**Exercise task:** Write out the whole listing again, exactly as given.

┄┄┄┄┄┄┄┄┄┄┄┄┄┄┄┄┄┄┄┄

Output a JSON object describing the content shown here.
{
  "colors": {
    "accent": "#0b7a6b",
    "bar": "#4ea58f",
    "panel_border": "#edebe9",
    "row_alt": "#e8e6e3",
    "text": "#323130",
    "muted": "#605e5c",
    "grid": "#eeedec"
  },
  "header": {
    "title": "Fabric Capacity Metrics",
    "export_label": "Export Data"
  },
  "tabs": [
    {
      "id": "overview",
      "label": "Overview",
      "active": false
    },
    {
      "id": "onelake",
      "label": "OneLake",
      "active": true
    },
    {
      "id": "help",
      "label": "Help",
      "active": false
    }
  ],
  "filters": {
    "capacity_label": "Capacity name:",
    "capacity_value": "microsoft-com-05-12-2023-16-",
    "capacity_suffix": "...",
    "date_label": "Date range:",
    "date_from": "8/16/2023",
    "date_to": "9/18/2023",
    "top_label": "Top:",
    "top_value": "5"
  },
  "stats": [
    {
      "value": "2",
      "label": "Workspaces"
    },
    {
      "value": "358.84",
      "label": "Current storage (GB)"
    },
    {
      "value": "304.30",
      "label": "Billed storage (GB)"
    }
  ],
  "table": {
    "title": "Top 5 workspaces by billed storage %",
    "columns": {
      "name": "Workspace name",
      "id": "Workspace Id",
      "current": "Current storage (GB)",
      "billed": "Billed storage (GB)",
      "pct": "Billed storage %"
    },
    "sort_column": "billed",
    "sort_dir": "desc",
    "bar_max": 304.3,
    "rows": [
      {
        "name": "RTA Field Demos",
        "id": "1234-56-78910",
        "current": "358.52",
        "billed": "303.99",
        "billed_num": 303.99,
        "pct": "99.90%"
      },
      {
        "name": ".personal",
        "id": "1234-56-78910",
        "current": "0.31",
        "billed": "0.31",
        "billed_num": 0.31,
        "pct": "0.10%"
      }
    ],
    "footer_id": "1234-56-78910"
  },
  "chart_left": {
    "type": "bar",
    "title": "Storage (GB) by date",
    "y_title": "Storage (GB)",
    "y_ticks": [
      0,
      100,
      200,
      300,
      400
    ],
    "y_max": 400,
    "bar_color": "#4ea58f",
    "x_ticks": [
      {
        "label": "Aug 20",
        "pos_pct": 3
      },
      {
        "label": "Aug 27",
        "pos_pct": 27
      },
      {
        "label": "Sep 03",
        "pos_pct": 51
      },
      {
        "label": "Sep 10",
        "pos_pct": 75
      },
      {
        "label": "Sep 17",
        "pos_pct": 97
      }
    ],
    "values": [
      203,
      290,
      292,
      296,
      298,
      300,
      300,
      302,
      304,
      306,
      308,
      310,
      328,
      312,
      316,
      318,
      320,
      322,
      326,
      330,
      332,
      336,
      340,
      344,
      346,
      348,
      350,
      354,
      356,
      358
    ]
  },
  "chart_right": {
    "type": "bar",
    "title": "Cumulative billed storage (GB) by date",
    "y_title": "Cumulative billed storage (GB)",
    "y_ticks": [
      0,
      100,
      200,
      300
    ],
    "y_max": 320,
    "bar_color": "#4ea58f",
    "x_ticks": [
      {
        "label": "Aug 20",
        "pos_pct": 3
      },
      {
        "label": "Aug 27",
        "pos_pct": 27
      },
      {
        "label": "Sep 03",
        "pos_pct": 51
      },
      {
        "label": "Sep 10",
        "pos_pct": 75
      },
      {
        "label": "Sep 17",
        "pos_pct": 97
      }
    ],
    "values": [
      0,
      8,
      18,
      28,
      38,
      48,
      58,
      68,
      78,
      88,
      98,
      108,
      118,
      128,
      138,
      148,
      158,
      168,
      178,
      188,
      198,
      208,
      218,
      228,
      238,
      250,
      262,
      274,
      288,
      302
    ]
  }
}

┄┄┄┄┄┄┄┄┄┄┄┄┄┄┄┄┄┄┄┄

**Final answer:**
Output a JSON object describing the content shown here.
{
  "colors": {
    "accent": "#0b7a6b",
    "bar": "#4ea58f",
    "panel_border": "#edebe9",
    "row_alt": "#e8e6e3",
    "text": "#323130",
    "muted": "#605e5c",
    "grid": "#eeedec"
  },
  "header": {
    "title": "Fabric Capacity Metrics",
    "export_label": "Export Data"
  },
  "tabs": [
    {
      "id": "overview",
      "label": "Overview",
      "active": false
    },
    {
      "id": "onelake",
      "label": "OneLake",
      "active": true
    },
    {
      "id": "help",
      "label": "Help",
      "active": false
    }
  ],
  "filters": {
    "capacity_label": "Capacity name:",
    "capacity_value": "microsoft-com-05-12-2023-16-",
    "capacity_suffix": "...",
    "date_label": "Date range:",
    "date_from": "8/16/2023",
    "date_to": "9/18/2023",
    "top_label": "Top:",
    "top_value": "5"
  },
  "stats": [
    {
      "value": "2",
      "label": "Workspaces"
    },
    {
      "value": "358.84",
      "label": "Current storage (GB)"
    },
    {
      "value": "304.30",
      "label": "Billed storage (GB)"
    }
  ],
  "table": {
    "title": "Top 5 workspaces by billed storage %",
    "columns": {
      "name": "Workspace name",
      "id": "Workspace Id",
      "current": "Current storage (GB)",
      "billed": "Billed storage (GB)",
      "pct": "Billed storage %"
    },
    "sort_column": "billed",
    "sort_dir": "desc",
    "bar_max": 304.3,
    "rows": [
      {
        "name": "RTA Field Demos",
        "id": "1234-56-78910",
        "current": "358.52",
        "billed": "303.99",
        "billed_num": 303.99,
        "pct": "99.90%"
      },
      {
        "name": ".personal",
        "id": "1234-56-78910",
        "current": "0.31",
        "billed": "0.31",
        "billed_num": 0.31,
        "pct": "0.10%"
      }
    ],
    "footer_id": "1234-56-78910"
  },
  "chart_left": {
    "type": "bar",
    "title": "Storage (GB) by date",
    "y_title": "Storage (GB)",
    "y_ticks": [
      0,
      100,
      200,
      300,
      400
    ],
    "y_max": 400,
    "bar_color": "#4ea58f",
    "x_ticks": [
      {
        "label": "Aug 20",
        "pos_pct": 3
      },
      {
        "label": "Aug 27",
        "pos_pct": 27
      },
      {
        "label": "Sep 03",
        "pos_pct": 51
      },
      {
        "label": "Sep 10",
        "pos_pct": 75
      },
      {
        "label": "Sep 17",
        "pos_pct": 97
      }
    ],
    "values": [
      203,
      290,
      292,
      296,
      298,
      300,
      300,
      302,
      304,
      306,
      308,
      310,
      328,
      312,
      316,
      318,
      320,
      322,
      326,
      330,
      332,
      336,
      340,
      344,
      346,
      348,
      350,
      354,
      356,
      358
    ]
  },
  "chart_right": {
    "type": "bar",
    "title": "Cumulative billed storage (GB) by date",
    "y_title": "Cumulative billed storage (GB)",
    "y_ticks": [
      0,
      100,
      200,
      300
    ],
    "y_max": 320,
    "bar_color": "#4ea58f",
    "x_ticks": [
      {
        "label": "Aug 20",
        "pos_pct": 3
      },
      {
        "label": "Aug 27",
        "pos_pct": 27
      },
      {
        "label": "Sep 03",
        "pos_pct": 51
      },
      {
        "label": "Sep 10",
        "pos_pct": 75
      },
      {
        "label": "Sep 17",
        "pos_pct": 97
      }
    ],
    "values": [
      0,
      8,
      18,
      28,
      38,
      48,
      58,
      68,
      78,
      88,
      98,
      108,
      118,
      128,
      138,
      148,
      158,
      168,
      178,
      188,
      198,
      208,
      218,
      228,
      238,
      250,
      262,
      274,
      288,
      302
    ]
  }
}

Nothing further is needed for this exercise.